(Items from a figure collection)
★ ★ ★ ★

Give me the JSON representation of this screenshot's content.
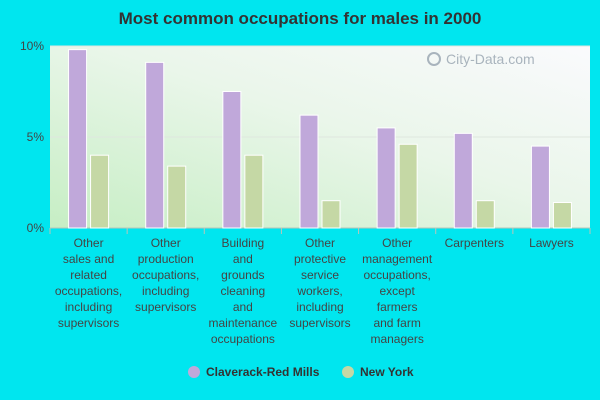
{
  "chart_data": {
    "type": "bar",
    "title": "Most common occupations for males in 2000",
    "xlabel": "",
    "ylabel": "",
    "ylim": [
      0,
      10
    ],
    "yticks": [
      0,
      5,
      10
    ],
    "ytick_labels": [
      "0%",
      "5%",
      "10%"
    ],
    "categories": [
      "Other sales and related occupations, including supervisors",
      "Other production occupations, including supervisors",
      "Building and grounds cleaning and maintenance occupations",
      "Other protective service workers, including supervisors",
      "Other management occupations, except farmers and farm managers",
      "Carpenters",
      "Lawyers"
    ],
    "category_lines": [
      [
        "Other",
        "sales and",
        "related",
        "occupations,",
        "including",
        "supervisors"
      ],
      [
        "Other",
        "production",
        "occupations,",
        "including",
        "supervisors"
      ],
      [
        "Building",
        "and",
        "grounds",
        "cleaning",
        "and",
        "maintenance",
        "occupations"
      ],
      [
        "Other",
        "protective",
        "service",
        "workers,",
        "including",
        "supervisors"
      ],
      [
        "Other",
        "management",
        "occupations,",
        "except",
        "farmers",
        "and farm",
        "managers"
      ],
      [
        "Carpenters"
      ],
      [
        "Lawyers"
      ]
    ],
    "series": [
      {
        "name": "Claverack-Red Mills",
        "color": "#c0a8da",
        "values": [
          9.8,
          9.1,
          7.5,
          6.2,
          5.5,
          5.2,
          4.5
        ]
      },
      {
        "name": "New York",
        "color": "#c5d8a5",
        "values": [
          4.0,
          3.4,
          4.0,
          1.5,
          4.6,
          1.5,
          1.4
        ]
      }
    ],
    "legend_position": "bottom"
  },
  "watermark": "City-Data.com"
}
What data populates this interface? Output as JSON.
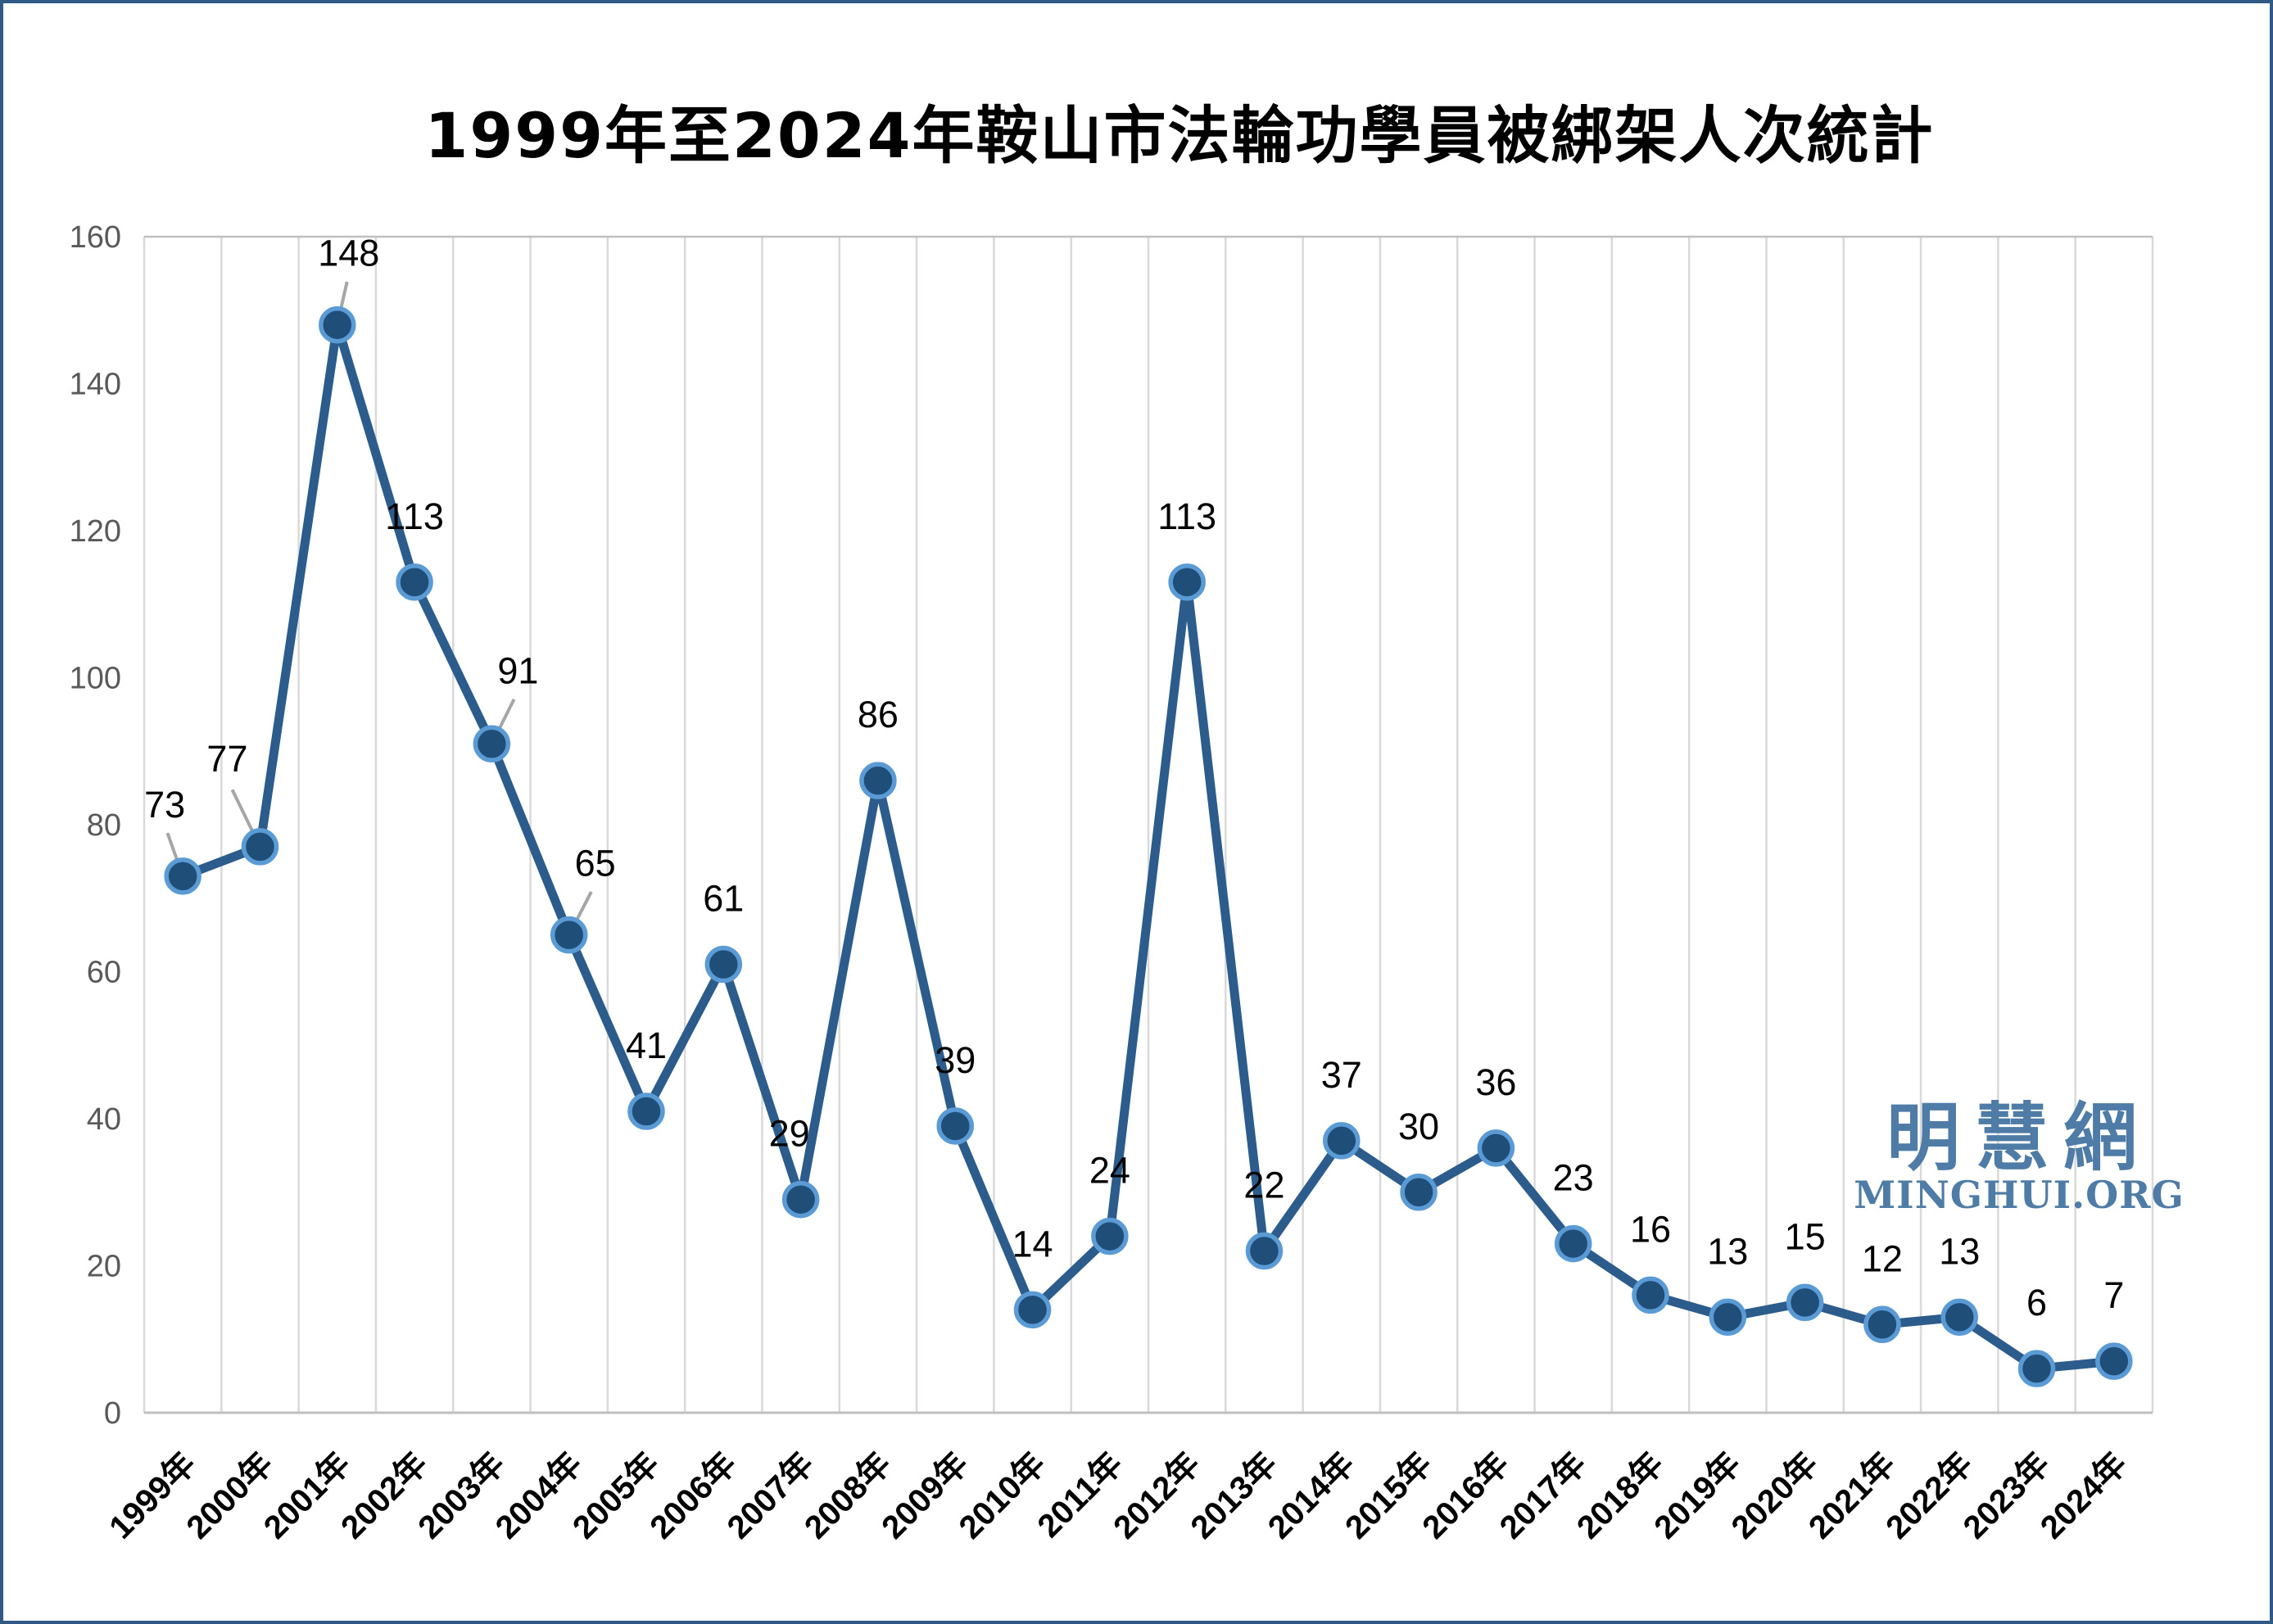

★ ★ ★ ★

Requirement - All entries must be written out again exactly as given, with no pictures in the copy.

Task response -
Give me the JSON representation of this screenshot's content.
{
  "chart_data": {
    "type": "bar",
    "title": "Most common occupations for males in 2000",
    "xlabel": "",
    "ylabel": "",
    "ylim": [
      0,
      10
    ],
    "yticks": [
      0,
      5,
      10
    ],
    "ytick_labels": [
      "0%",
      "5%",
      "10%"
    ],
    "categories": [
      "Other sales and related occupations, including supervisors",
      "Other production occupations, including supervisors",
      "Building and grounds cleaning and maintenance occupations",
      "Other protective service workers, including supervisors",
      "Other management occupations, except farmers and farm managers",
      "Carpenters",
      "Lawyers"
    ],
    "category_lines": [
      [
        "Other",
        "sales and",
        "related",
        "occupations,",
        "including",
        "supervisors"
      ],
      [
        "Other",
        "production",
        "occupations,",
        "including",
        "supervisors"
      ],
      [
        "Building",
        "and",
        "grounds",
        "cleaning",
        "and",
        "maintenance",
        "occupations"
      ],
      [
        "Other",
        "protective",
        "service",
        "workers,",
        "including",
        "supervisors"
      ],
      [
        "Other",
        "management",
        "occupations,",
        "except",
        "farmers",
        "and farm",
        "managers"
      ],
      [
        "Carpenters"
      ],
      [
        "Lawyers"
      ]
    ],
    "series": [
      {
        "name": "Claverack-Red Mills",
        "color": "#c0a8da",
        "values": [
          9.8,
          9.1,
          7.5,
          6.2,
          5.5,
          5.2,
          4.5
        ]
      },
      {
        "name": "New York",
        "color": "#c5d8a5",
        "values": [
          4.0,
          3.4,
          4.0,
          1.5,
          4.6,
          1.5,
          1.4
        ]
      }
    ],
    "legend_position": "bottom"
  },
  "watermark": "City-Data.com"
}
What data populates this interface? Output as JSON.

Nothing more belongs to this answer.